- **Set exercise A**
Answer these questions using the hydropower passage:
(i) In which subbasins does the passage say protected areas and high e-flow thresholds can be kept alongside increased sustainable potential?
(ii) To which tool can river fragmentation analysis or richer biodiversity data be added?
(iii) Where should the feasibility of environmentally friendly plant configurations be explored further?
- **Set exercise B**
Translate this sentence from the hydropower passage into Spanish: "Moreover, as the cost of hydropower plants decreases in the future, it becomes more feasible to implement and enforce higher compensatory measures to address environmental damage, land use conflicts, and human resettlement challenges."
- **Set exercise C**
Carry on the passage about hydropower planning from its final sentence.

----- Passage -----

Given the positive future for hydropower in the UIB, it is also timely to establish more stringent policies for ensuring environmental conservation while promoting hydropower development. We show that maintaining protected areas and high thresholds for e-flows remains possible into the far-future alongside increase in sustainable potential, especially in the southeastern subbasins. Analysis of river fragmentation and changes to ecological indicators of flow alteration or richer dataset on biodiversity can be added to HyPE to further strengthen the representation of environment in hydropower planning (Annandale and Hagler Bailly, 2014; Grill et al., 2019). Feasibilty of environmentally friendly hydropower plant configurations should be explored further in the hotspots of climate change (Opperman et al., 2022). Moreover, as the cost of hydropower plants decreases in the future, it becomes more feasible to implement and enforce higher compensatory measures to address environmental damage, land use conflicts, and human resettlement challenges. With the promising increase in hydropower potential anticipated under climate change, there is ample room to address these externalities (WCD, 2000; Annandale and Hagler Bailly, 2014) comprehensively from the outset.

----- Supplied information -----

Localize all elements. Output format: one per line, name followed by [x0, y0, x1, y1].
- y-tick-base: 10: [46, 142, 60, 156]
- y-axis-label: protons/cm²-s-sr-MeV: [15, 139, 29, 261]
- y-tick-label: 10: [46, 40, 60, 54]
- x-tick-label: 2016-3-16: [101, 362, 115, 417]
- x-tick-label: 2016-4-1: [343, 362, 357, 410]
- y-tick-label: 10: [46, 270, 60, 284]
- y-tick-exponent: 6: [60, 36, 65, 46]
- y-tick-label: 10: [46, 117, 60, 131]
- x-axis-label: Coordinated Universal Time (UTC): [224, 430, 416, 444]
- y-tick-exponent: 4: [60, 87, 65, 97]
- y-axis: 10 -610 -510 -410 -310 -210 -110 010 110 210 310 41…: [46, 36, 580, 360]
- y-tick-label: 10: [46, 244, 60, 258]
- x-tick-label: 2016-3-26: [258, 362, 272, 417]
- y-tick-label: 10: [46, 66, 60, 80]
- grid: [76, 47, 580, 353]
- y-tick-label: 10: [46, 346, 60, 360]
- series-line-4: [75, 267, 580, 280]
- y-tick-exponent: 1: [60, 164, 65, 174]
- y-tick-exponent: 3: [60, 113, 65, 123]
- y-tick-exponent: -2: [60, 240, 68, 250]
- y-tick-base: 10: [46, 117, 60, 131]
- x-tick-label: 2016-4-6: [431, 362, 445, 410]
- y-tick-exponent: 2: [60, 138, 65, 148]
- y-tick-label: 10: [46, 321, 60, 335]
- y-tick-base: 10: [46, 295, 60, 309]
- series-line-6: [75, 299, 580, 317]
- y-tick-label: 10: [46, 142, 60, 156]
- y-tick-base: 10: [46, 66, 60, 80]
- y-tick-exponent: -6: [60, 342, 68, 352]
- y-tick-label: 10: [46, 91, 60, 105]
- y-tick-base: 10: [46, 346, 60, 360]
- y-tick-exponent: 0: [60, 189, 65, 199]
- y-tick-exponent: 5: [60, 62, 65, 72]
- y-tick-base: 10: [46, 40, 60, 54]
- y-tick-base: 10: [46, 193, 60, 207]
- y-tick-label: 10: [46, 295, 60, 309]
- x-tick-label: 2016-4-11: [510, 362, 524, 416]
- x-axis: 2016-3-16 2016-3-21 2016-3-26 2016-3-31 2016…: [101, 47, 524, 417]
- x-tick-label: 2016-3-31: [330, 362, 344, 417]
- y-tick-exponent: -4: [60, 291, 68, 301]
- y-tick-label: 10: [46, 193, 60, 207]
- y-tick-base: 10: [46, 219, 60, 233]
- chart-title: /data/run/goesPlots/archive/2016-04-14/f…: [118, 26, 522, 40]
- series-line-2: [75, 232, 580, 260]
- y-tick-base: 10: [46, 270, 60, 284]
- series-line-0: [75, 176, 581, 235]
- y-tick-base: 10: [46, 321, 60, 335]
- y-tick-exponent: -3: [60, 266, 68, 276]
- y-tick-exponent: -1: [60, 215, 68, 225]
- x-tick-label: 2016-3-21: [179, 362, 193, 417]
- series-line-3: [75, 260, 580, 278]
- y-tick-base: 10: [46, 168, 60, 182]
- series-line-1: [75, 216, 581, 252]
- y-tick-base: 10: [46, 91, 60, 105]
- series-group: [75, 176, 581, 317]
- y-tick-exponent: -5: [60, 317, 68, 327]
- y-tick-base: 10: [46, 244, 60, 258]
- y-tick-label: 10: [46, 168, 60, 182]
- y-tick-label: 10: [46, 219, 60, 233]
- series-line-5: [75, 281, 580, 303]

-----

- **Task answer A**
(i) Especially the southeastern subbasins.
(ii) HyPE.
(iii) In the hotspots of climate change.

- **Task answer B**
Además, a medida que el costo de las centrales hidroeléctricas disminuya en el futuro, se vuelve más factible implementar y hacer cumplir medidas compensatorias más elevadas para abordar los daños ambientales, los conflictos por el uso de la tierra y los desafíos del reasentamiento humano.

- **Task answer C**
5.4 Implications for energy security
While hydropower supply potential is increasing in the UIB, there is a spatial mismatch in areas with increasing hydropower potential and increasing energy demand in the future under climate and socio-economic changes. In the northwestern subbasins, we observe a decline in historical energy availability while in the southeastern subbasins, except Beas, we observe an increase. Alarmingly, in Kabul subbasin, the energy availability drops below the minimum energy security threshold for energy sufficiency. While the UIB appears energy self-sufficient with enough sustainable potential available to fulfill energy security, within the UIB subbasins the availability and affordability of hydropower varies. Moreover, the spatial distribution of sustainable potential is more uneven than technical potential indicating that there is spatial difference on the likelihood of a subbasin to fulfill its demand sustainably. Hence, achieving energy security sustainably within the UIB may require cross-border energy trade across the riparian countries to minimize the impact of the northwest-to-southeast variation in future hydropower potential on energy. Although achieving cooperation among the riparian countries for cross-border energy trade is challenging under existing hydro-politics, it can yield mutual benefits when considering the shared use of energy and water to enhance energy, water, and food security throughout the entire Indus basin (Vinca et al., 2021; Smolenaars et al., 2023).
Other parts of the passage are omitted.